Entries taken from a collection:
- - - -

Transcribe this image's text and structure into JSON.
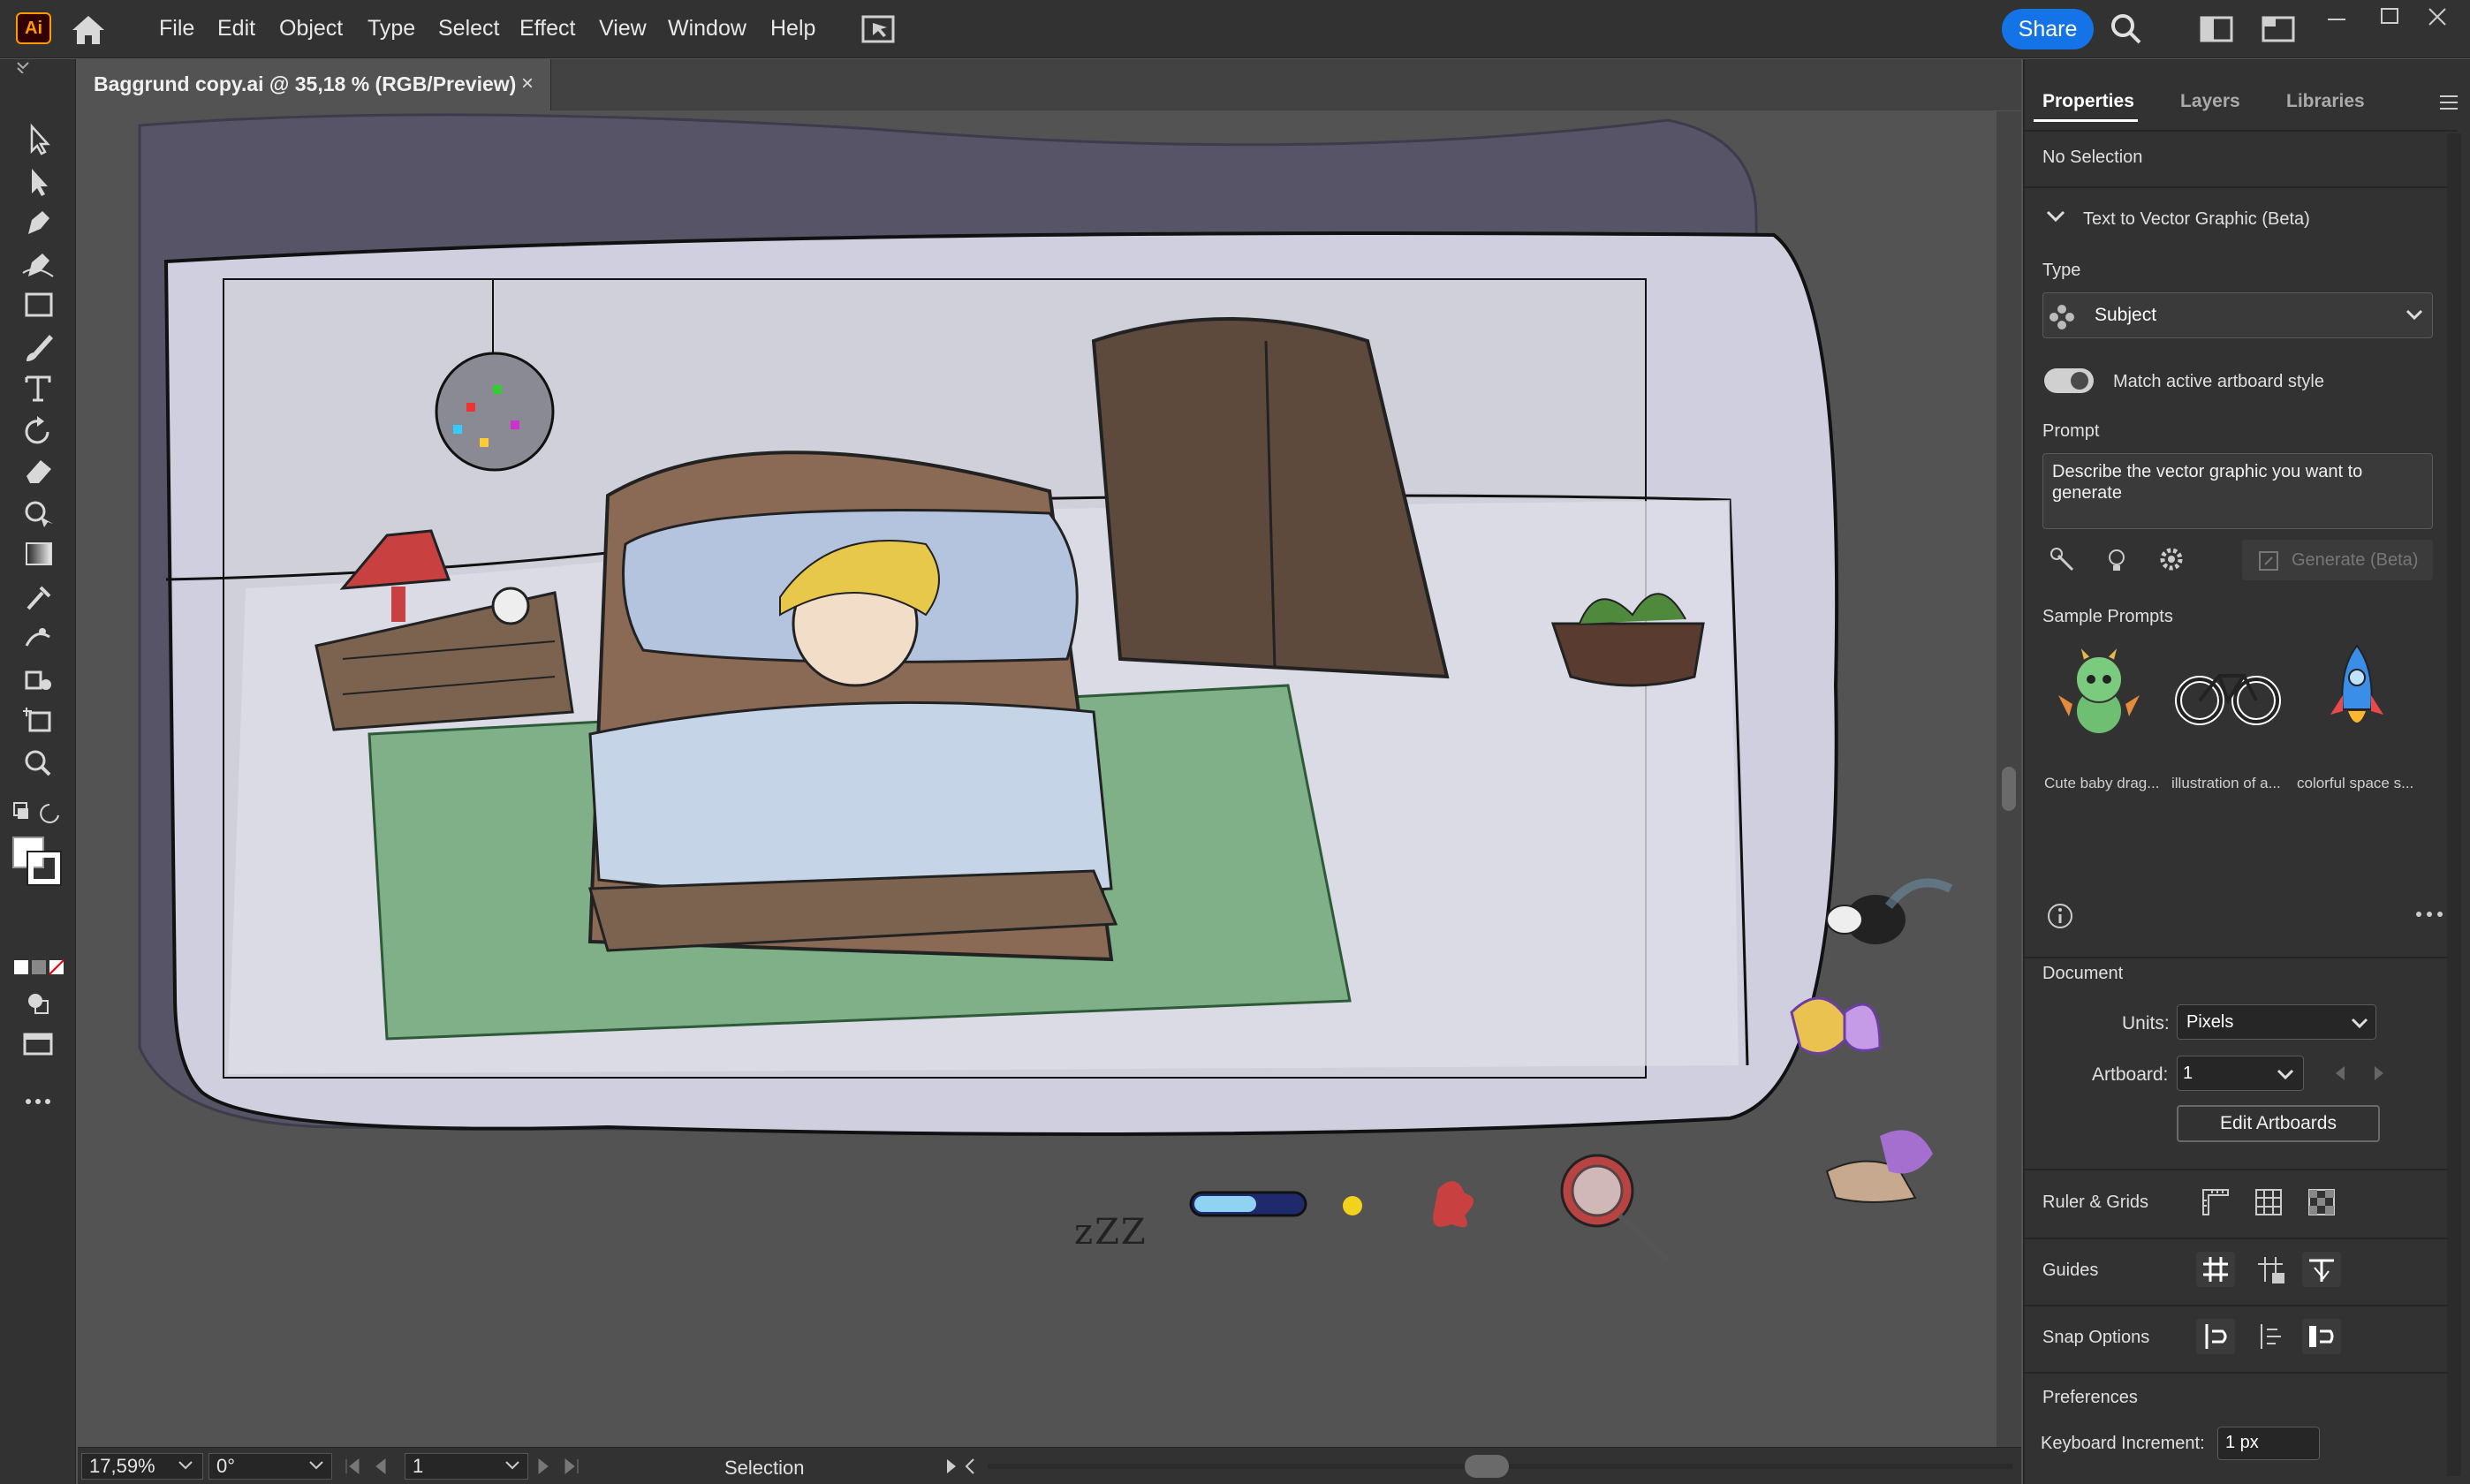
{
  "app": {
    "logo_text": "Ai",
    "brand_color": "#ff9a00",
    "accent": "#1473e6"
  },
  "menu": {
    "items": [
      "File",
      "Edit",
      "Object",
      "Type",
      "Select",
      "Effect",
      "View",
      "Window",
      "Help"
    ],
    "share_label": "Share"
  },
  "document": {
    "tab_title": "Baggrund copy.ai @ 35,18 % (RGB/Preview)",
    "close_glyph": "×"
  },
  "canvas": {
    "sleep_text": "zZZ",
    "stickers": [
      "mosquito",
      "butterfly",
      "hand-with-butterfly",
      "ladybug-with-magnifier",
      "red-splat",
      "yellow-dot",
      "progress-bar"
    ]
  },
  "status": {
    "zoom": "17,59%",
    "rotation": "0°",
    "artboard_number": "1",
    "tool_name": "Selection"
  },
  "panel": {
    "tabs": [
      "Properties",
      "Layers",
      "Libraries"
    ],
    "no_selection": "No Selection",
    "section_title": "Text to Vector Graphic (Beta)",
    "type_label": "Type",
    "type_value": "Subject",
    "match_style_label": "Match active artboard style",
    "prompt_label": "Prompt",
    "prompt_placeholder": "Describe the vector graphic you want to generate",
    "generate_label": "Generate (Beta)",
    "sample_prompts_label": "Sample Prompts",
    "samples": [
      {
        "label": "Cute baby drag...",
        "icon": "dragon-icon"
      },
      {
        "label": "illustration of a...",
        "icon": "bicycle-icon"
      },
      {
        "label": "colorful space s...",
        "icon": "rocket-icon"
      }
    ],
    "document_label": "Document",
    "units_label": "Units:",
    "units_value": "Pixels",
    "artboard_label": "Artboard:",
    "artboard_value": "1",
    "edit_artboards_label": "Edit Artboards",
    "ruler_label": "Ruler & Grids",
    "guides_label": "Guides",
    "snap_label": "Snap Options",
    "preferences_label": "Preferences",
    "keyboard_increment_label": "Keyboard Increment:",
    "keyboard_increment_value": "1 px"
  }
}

- - - -

Direction
Copy each line of the listing that holds the word "icon".

Exercise solution
        "icon": "dragon-icon"
        "icon": "bicycle-icon"
        "icon": "rocket-icon"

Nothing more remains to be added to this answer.